__STATED GOAL__. Your task is to transcribe all the entries exactly, excluding pictures.

__DATA FOR THIS TASK__.
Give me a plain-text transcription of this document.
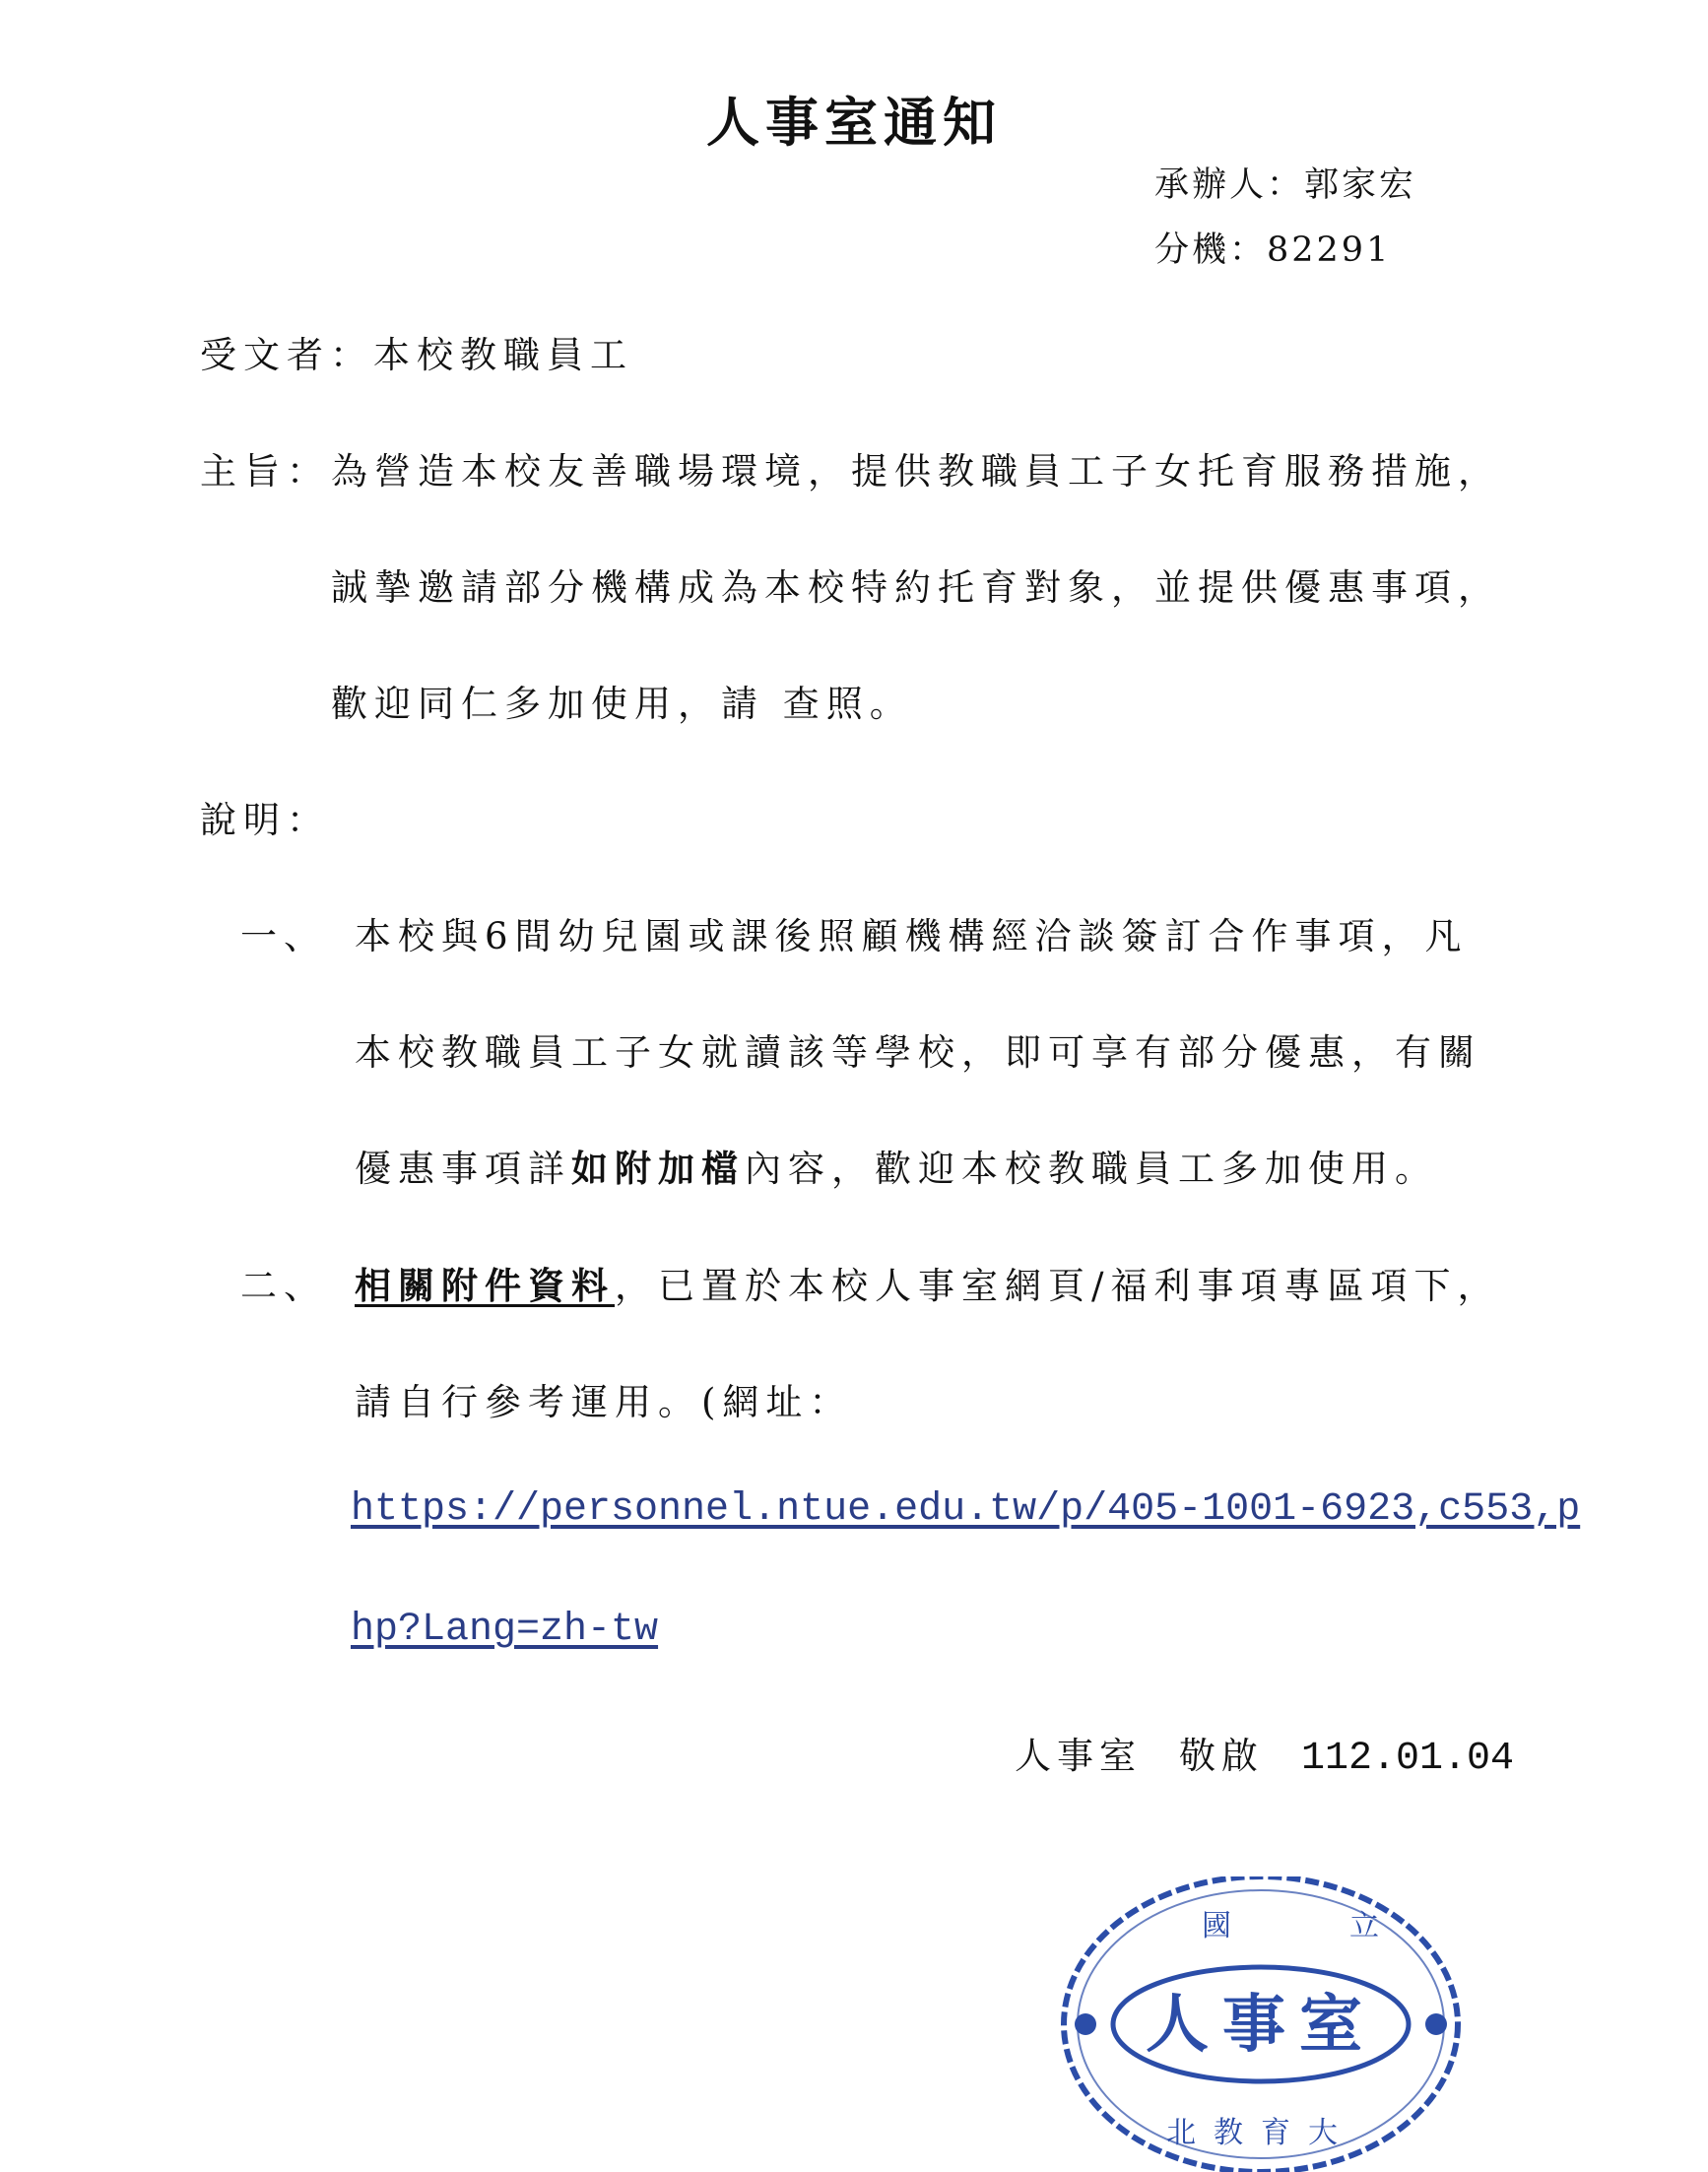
人事室通知
承辦人：郭家宏
分機：82291
受文者：本校教職員工
主旨： 為營造本校友善職場環境，提供教職員工子女托育服務措施，
誠摯邀請部分機構成為本校特約托育對象，並提供優惠事項，
歡迎同仁多加使用，請 查照。
說明：
一、 本校與6間幼兒園或課後照顧機構經洽談簽訂合作事項，凡
本校教職員工子女就讀該等學校，即可享有部分優惠，有關
優惠事項詳如附加檔內容，歡迎本校教職員工多加使用。
二、 相關附件資料，已置於本校人事室網頁/福利事項專區項下，
請自行參考運用。(網址：
https://personnel.ntue.edu.tw/p/405-1001-6923,c553,p
hp?Lang=zh-tw
人事室 敬啟 112.01.04
國	立
人事室
北教育大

__FULL ANSWER__.
Give me a plain-text transcription of this document.
人事室通知
承辦人：郭家宏
分機：82291
受文者：本校教職員工
主旨： 為營造本校友善職場環境，提供教職員工子女托育服務措施，
誠摯邀請部分機構成為本校特約托育對象，並提供優惠事項，
歡迎同仁多加使用，請 查照。
說明：
一、 本校與6間幼兒園或課後照顧機構經洽談簽訂合作事項，凡
本校教職員工子女就讀該等學校，即可享有部分優惠，有關
優惠事項詳如附加檔內容，歡迎本校教職員工多加使用。
二、 相關附件資料，已置於本校人事室網頁/福利事項專區項下，
請自行參考運用。(網址：
https://personnel.ntue.edu.tw/p/405-1001-6923,c553,p
hp?Lang=zh-tw
人事室 敬啟 112.01.04
國	立
人事室
北教育大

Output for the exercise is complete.